Requirement: Word for word, transcribe the lines below and drop the pictures.

Task input:
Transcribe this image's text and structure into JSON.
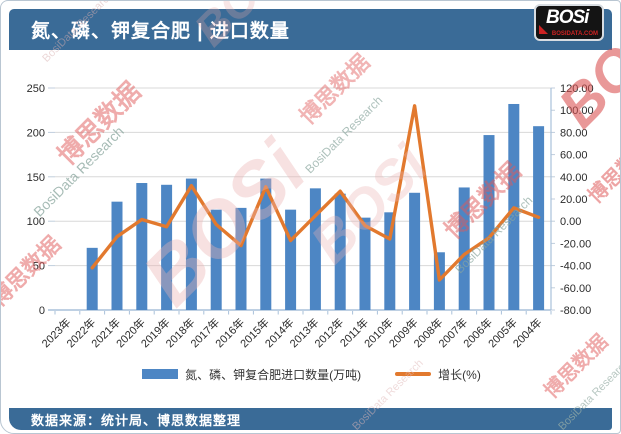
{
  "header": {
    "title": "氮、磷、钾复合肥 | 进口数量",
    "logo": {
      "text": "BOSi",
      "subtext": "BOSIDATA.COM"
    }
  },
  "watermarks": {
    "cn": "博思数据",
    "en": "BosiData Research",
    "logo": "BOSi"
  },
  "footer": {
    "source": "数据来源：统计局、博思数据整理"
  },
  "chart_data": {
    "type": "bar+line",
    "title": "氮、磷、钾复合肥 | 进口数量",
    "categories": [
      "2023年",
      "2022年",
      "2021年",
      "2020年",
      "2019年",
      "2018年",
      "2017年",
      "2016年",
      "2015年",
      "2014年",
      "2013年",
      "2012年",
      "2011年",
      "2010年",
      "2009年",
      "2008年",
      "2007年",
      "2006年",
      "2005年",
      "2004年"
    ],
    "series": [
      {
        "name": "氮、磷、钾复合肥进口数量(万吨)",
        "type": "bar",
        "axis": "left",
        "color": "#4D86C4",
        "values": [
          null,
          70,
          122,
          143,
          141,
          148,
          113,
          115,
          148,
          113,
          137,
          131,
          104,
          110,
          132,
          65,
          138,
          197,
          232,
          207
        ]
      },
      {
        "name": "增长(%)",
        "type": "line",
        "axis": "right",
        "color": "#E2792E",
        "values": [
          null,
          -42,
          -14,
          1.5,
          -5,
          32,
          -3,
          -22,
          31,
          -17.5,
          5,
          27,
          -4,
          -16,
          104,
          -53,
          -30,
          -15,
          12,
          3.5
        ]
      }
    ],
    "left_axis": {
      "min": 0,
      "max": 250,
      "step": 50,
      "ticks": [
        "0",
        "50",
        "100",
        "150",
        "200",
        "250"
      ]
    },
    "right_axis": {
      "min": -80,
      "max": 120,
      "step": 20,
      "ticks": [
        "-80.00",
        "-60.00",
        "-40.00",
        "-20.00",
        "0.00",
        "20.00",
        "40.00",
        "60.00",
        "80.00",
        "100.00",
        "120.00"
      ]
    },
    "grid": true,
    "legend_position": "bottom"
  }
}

Correct result:
Transcribe this image's text and structure into JSON.
{
  "header": {
    "title": "氮、磷、钾复合肥 | 进口数量",
    "logo": {
      "text": "BOSi",
      "subtext": "BOSIDATA.COM"
    }
  },
  "watermarks": {
    "cn": "博思数据",
    "en": "BosiData Research",
    "logo": "BOSi"
  },
  "footer": {
    "source": "数据来源：统计局、博思数据整理"
  },
  "chart_data": {
    "type": "bar+line",
    "title": "氮、磷、钾复合肥 | 进口数量",
    "categories": [
      "2023年",
      "2022年",
      "2021年",
      "2020年",
      "2019年",
      "2018年",
      "2017年",
      "2016年",
      "2015年",
      "2014年",
      "2013年",
      "2012年",
      "2011年",
      "2010年",
      "2009年",
      "2008年",
      "2007年",
      "2006年",
      "2005年",
      "2004年"
    ],
    "series": [
      {
        "name": "氮、磷、钾复合肥进口数量(万吨)",
        "type": "bar",
        "axis": "left",
        "color": "#4D86C4",
        "values": [
          null,
          70,
          122,
          143,
          141,
          148,
          113,
          115,
          148,
          113,
          137,
          131,
          104,
          110,
          132,
          65,
          138,
          197,
          232,
          207
        ]
      },
      {
        "name": "增长(%)",
        "type": "line",
        "axis": "right",
        "color": "#E2792E",
        "values": [
          null,
          -42,
          -14,
          1.5,
          -5,
          32,
          -3,
          -22,
          31,
          -17.5,
          5,
          27,
          -4,
          -16,
          104,
          -53,
          -30,
          -15,
          12,
          3.5
        ]
      }
    ],
    "left_axis": {
      "min": 0,
      "max": 250,
      "step": 50,
      "ticks": [
        "0",
        "50",
        "100",
        "150",
        "200",
        "250"
      ]
    },
    "right_axis": {
      "min": -80,
      "max": 120,
      "step": 20,
      "ticks": [
        "-80.00",
        "-60.00",
        "-40.00",
        "-20.00",
        "0.00",
        "20.00",
        "40.00",
        "60.00",
        "80.00",
        "100.00",
        "120.00"
      ]
    },
    "grid": true,
    "legend_position": "bottom"
  }
}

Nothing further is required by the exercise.